*Task to carry out*. Seek out every line containing the word "color", and copy each.

*** Entries provided ***

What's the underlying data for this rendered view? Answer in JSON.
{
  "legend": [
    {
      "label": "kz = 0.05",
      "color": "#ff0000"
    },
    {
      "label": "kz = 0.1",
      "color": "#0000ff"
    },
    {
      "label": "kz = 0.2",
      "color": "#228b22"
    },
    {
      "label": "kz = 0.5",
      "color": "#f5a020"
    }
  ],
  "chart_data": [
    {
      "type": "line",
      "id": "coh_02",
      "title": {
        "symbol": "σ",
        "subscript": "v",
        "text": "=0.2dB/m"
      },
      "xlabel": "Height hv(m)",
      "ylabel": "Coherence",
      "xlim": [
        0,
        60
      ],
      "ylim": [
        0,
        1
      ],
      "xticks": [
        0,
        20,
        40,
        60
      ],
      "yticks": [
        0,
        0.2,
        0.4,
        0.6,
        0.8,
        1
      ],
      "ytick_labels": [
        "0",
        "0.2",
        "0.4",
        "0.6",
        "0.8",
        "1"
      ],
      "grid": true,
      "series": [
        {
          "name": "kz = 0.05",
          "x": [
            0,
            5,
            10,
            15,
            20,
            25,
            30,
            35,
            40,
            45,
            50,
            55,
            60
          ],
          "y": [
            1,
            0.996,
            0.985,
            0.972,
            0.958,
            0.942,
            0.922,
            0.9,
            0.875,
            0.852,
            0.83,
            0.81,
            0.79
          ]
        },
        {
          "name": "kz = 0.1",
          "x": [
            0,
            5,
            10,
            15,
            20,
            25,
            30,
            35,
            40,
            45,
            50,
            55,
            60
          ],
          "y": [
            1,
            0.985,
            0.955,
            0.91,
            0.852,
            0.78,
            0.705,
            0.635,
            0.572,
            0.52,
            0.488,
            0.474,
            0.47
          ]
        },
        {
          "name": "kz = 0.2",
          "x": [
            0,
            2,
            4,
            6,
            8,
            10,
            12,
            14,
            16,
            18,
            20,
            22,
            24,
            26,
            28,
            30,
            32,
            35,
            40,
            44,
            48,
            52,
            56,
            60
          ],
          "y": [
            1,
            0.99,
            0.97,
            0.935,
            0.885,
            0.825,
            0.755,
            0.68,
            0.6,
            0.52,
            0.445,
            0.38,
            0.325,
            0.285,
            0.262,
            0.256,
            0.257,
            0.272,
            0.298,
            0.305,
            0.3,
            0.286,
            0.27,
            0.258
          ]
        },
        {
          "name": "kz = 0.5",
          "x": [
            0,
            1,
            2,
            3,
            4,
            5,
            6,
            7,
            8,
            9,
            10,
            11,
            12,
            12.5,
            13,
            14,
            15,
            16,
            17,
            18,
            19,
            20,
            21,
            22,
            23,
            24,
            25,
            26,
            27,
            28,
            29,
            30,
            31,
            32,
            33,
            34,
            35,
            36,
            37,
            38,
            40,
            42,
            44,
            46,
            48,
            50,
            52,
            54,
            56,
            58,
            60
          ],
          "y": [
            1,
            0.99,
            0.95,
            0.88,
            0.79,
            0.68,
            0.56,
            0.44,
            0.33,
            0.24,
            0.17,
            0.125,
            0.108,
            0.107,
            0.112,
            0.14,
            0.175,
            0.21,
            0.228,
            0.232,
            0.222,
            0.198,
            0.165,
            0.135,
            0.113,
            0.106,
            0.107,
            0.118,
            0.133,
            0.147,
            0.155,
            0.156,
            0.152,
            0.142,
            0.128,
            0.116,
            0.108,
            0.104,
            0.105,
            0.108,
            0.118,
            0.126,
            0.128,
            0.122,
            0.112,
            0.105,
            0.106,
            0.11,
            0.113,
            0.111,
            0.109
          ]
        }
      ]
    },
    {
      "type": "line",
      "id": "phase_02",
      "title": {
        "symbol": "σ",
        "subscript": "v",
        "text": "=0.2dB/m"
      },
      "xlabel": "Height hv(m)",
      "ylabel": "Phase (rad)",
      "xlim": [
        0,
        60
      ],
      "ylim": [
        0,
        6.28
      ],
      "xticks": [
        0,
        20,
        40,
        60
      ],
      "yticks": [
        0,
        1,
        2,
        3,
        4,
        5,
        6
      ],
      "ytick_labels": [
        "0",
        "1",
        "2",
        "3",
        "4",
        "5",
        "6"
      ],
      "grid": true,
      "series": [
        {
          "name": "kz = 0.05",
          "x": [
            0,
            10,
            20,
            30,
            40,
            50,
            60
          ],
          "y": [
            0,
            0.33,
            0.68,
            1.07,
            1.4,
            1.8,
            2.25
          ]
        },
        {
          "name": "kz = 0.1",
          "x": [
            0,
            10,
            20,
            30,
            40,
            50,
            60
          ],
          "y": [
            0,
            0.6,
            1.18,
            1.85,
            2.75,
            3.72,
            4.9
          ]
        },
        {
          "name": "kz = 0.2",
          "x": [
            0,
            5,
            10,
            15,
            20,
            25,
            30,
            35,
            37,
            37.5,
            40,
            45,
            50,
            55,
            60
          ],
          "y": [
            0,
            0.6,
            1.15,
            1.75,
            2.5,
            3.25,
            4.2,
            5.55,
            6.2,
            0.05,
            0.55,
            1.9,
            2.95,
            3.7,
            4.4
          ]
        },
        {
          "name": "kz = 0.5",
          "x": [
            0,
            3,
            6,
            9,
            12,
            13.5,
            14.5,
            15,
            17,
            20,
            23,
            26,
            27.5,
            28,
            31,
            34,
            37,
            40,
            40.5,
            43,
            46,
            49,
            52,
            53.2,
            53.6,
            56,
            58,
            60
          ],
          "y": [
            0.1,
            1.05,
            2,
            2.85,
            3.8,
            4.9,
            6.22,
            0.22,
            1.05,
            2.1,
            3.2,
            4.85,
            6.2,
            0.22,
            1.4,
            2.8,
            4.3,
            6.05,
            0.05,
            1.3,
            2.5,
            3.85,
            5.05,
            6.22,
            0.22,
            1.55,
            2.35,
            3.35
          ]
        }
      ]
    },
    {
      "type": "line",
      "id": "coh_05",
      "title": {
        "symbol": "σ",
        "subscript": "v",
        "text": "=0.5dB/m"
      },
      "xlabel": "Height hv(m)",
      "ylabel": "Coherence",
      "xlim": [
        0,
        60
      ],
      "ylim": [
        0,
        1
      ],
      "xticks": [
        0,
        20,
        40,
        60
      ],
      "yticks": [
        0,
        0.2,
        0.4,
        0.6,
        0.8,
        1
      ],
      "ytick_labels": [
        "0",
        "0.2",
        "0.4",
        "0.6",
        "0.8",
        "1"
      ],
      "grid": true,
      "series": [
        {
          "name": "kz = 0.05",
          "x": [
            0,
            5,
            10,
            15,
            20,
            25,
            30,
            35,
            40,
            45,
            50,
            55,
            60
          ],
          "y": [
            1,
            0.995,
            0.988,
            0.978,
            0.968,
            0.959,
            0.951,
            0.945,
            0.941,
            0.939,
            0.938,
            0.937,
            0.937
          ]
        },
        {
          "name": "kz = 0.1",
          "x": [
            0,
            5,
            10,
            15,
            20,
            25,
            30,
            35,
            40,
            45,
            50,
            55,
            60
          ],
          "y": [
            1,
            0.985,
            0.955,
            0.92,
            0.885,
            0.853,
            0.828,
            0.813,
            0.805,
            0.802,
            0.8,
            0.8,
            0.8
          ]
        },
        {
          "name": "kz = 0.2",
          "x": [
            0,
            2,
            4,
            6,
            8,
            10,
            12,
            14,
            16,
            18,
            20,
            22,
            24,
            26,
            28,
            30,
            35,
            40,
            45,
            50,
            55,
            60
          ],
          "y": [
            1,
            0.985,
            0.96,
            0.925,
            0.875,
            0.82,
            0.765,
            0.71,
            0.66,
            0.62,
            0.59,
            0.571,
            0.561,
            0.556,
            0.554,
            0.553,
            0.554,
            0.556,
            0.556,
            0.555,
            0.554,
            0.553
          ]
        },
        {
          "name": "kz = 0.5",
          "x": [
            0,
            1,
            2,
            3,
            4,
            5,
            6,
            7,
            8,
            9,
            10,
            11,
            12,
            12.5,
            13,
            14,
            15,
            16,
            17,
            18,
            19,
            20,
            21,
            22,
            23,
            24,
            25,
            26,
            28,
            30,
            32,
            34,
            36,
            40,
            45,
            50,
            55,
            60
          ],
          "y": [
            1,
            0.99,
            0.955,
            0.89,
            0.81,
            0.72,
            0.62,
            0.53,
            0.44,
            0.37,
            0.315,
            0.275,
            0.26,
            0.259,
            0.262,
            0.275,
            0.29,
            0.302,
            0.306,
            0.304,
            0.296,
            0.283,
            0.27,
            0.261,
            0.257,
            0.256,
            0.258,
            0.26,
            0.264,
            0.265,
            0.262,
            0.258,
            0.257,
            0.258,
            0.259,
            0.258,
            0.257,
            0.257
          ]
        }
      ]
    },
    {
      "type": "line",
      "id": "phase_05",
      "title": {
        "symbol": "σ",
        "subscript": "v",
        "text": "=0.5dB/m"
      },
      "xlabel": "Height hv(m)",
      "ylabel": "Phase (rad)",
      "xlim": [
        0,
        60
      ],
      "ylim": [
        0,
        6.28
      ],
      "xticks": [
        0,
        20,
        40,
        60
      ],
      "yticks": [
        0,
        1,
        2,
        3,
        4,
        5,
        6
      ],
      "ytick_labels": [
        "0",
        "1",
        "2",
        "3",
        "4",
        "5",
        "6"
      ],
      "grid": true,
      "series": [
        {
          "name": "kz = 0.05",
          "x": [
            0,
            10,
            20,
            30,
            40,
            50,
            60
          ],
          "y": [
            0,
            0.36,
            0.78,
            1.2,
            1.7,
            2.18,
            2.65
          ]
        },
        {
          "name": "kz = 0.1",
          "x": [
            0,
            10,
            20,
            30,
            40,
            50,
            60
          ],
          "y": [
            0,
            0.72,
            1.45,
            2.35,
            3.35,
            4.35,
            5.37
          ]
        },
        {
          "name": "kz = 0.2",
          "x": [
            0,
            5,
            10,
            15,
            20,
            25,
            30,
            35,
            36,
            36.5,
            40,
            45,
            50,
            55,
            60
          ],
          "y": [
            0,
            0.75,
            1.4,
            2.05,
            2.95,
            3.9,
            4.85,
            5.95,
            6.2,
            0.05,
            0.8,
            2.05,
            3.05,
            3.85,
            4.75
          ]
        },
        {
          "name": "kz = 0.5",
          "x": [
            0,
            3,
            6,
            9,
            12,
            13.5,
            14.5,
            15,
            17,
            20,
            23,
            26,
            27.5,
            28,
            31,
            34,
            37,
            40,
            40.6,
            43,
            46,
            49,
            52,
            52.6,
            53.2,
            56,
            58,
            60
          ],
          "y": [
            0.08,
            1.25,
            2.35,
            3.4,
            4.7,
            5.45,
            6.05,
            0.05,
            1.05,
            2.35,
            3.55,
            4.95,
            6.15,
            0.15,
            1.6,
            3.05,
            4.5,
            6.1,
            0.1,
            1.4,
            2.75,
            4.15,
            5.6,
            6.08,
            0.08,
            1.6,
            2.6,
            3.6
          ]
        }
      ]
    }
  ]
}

***

*Problem solution*.
      "color": "#ff0000"
      "color": "#0000ff"
      "color": "#228b22"
      "color": "#f5a020"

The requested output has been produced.